Write out the whole listing again, exactly.

* * *

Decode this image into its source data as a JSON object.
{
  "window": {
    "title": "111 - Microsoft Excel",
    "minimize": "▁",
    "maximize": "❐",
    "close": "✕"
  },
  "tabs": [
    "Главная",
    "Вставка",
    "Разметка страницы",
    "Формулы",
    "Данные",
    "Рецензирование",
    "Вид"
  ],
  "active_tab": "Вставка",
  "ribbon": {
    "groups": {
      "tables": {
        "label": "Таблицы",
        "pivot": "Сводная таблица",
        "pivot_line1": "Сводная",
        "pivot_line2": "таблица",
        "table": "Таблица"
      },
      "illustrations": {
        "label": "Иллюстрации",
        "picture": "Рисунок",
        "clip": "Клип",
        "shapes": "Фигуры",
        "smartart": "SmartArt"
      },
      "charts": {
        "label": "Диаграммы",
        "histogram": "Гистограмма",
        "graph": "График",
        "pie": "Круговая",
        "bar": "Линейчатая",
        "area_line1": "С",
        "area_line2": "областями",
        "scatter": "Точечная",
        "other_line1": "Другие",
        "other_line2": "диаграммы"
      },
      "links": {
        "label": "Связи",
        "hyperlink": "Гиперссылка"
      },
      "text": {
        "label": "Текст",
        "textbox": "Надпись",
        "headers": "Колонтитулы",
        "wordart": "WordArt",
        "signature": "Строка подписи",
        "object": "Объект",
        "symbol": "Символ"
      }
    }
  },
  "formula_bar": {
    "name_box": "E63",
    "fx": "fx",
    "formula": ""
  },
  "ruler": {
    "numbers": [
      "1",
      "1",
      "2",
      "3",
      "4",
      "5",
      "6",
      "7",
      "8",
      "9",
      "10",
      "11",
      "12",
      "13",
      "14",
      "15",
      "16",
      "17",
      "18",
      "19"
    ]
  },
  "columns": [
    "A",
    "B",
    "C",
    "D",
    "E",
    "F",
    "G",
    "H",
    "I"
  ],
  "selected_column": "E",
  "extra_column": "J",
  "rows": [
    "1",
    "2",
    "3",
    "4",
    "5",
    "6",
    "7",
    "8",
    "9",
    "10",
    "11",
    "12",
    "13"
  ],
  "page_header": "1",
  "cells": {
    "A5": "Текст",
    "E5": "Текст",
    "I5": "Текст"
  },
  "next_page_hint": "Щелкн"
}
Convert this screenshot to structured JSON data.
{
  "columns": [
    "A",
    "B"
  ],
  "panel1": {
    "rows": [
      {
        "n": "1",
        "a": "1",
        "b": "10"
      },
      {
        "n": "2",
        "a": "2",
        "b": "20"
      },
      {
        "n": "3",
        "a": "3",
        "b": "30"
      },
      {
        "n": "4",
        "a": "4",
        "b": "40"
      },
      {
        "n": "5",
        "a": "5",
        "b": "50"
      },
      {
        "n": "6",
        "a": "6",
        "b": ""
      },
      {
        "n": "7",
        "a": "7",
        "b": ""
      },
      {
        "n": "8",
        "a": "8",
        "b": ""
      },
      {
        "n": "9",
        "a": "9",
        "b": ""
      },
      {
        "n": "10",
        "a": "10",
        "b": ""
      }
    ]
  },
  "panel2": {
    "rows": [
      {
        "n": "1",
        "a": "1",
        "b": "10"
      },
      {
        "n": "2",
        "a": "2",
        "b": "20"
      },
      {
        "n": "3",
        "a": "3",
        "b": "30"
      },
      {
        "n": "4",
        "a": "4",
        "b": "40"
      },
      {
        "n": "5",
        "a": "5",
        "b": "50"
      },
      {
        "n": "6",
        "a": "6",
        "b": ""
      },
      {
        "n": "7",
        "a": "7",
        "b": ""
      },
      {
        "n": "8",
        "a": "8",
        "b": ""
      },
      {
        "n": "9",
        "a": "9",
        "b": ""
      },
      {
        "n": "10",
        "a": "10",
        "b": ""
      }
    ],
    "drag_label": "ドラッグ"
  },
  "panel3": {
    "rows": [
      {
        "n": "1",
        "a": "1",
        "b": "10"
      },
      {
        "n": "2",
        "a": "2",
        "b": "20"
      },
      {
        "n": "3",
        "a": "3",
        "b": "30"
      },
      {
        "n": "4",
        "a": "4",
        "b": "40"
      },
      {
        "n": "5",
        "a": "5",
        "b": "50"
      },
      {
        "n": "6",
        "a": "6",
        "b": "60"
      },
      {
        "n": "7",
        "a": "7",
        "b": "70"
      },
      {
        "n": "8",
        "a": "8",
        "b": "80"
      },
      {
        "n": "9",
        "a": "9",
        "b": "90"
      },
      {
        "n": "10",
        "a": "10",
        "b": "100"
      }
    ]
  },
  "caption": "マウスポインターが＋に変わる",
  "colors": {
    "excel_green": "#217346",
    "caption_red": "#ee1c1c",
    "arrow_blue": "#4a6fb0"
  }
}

* * *

## Solution for this task
Decode this image into its source data as a JSON object.
{
  "window": {
    "title": "111 - Microsoft Excel",
    "minimize": "▁",
    "maximize": "❐",
    "close": "✕"
  },
  "tabs": [
    "Главная",
    "Вставка",
    "Разметка страницы",
    "Формулы",
    "Данные",
    "Рецензирование",
    "Вид"
  ],
  "active_tab": "Вставка",
  "ribbon": {
    "groups": {
      "tables": {
        "label": "Таблицы",
        "pivot": "Сводная таблица",
        "pivot_line1": "Сводная",
        "pivot_line2": "таблица",
        "table": "Таблица"
      },
      "illustrations": {
        "label": "Иллюстрации",
        "picture": "Рисунок",
        "clip": "Клип",
        "shapes": "Фигуры",
        "smartart": "SmartArt"
      },
      "charts": {
        "label": "Диаграммы",
        "histogram": "Гистограмма",
        "graph": "График",
        "pie": "Круговая",
        "bar": "Линейчатая",
        "area_line1": "С",
        "area_line2": "областями",
        "scatter": "Точечная",
        "other_line1": "Другие",
        "other_line2": "диаграммы"
      },
      "links": {
        "label": "Связи",
        "hyperlink": "Гиперссылка"
      },
      "text": {
        "label": "Текст",
        "textbox": "Надпись",
        "headers": "Колонтитулы",
        "wordart": "WordArt",
        "signature": "Строка подписи",
        "object": "Объект",
        "symbol": "Символ"
      }
    }
  },
  "formula_bar": {
    "name_box": "E63",
    "fx": "fx",
    "formula": ""
  },
  "ruler": {
    "numbers": [
      "1",
      "1",
      "2",
      "3",
      "4",
      "5",
      "6",
      "7",
      "8",
      "9",
      "10",
      "11",
      "12",
      "13",
      "14",
      "15",
      "16",
      "17",
      "18",
      "19"
    ]
  },
  "columns": [
    "A",
    "B",
    "C",
    "D",
    "E",
    "F",
    "G",
    "H",
    "I"
  ],
  "selected_column": "E",
  "extra_column": "J",
  "rows": [
    "1",
    "2",
    "3",
    "4",
    "5",
    "6",
    "7",
    "8",
    "9",
    "10",
    "11",
    "12",
    "13"
  ],
  "page_header": "1",
  "cells": {
    "A5": "Текст",
    "E5": "Текст",
    "I5": "Текст"
  },
  "next_page_hint": "Щелкн"
}
Convert this screenshot to structured JSON data.
{
  "columns": [
    "A",
    "B"
  ],
  "panel1": {
    "rows": [
      {
        "n": "1",
        "a": "1",
        "b": "10"
      },
      {
        "n": "2",
        "a": "2",
        "b": "20"
      },
      {
        "n": "3",
        "a": "3",
        "b": "30"
      },
      {
        "n": "4",
        "a": "4",
        "b": "40"
      },
      {
        "n": "5",
        "a": "5",
        "b": "50"
      },
      {
        "n": "6",
        "a": "6",
        "b": ""
      },
      {
        "n": "7",
        "a": "7",
        "b": ""
      },
      {
        "n": "8",
        "a": "8",
        "b": ""
      },
      {
        "n": "9",
        "a": "9",
        "b": ""
      },
      {
        "n": "10",
        "a": "10",
        "b": ""
      }
    ]
  },
  "panel2": {
    "rows": [
      {
        "n": "1",
        "a": "1",
        "b": "10"
      },
      {
        "n": "2",
        "a": "2",
        "b": "20"
      },
      {
        "n": "3",
        "a": "3",
        "b": "30"
      },
      {
        "n": "4",
        "a": "4",
        "b": "40"
      },
      {
        "n": "5",
        "a": "5",
        "b": "50"
      },
      {
        "n": "6",
        "a": "6",
        "b": ""
      },
      {
        "n": "7",
        "a": "7",
        "b": ""
      },
      {
        "n": "8",
        "a": "8",
        "b": ""
      },
      {
        "n": "9",
        "a": "9",
        "b": ""
      },
      {
        "n": "10",
        "a": "10",
        "b": ""
      }
    ],
    "drag_label": "ドラッグ"
  },
  "panel3": {
    "rows": [
      {
        "n": "1",
        "a": "1",
        "b": "10"
      },
      {
        "n": "2",
        "a": "2",
        "b": "20"
      },
      {
        "n": "3",
        "a": "3",
        "b": "30"
      },
      {
        "n": "4",
        "a": "4",
        "b": "40"
      },
      {
        "n": "5",
        "a": "5",
        "b": "50"
      },
      {
        "n": "6",
        "a": "6",
        "b": "60"
      },
      {
        "n": "7",
        "a": "7",
        "b": "70"
      },
      {
        "n": "8",
        "a": "8",
        "b": "80"
      },
      {
        "n": "9",
        "a": "9",
        "b": "90"
      },
      {
        "n": "10",
        "a": "10",
        "b": "100"
      }
    ]
  },
  "caption": "マウスポインターが＋に変わる",
  "colors": {
    "excel_green": "#217346",
    "caption_red": "#ee1c1c",
    "arrow_blue": "#4a6fb0"
  }
}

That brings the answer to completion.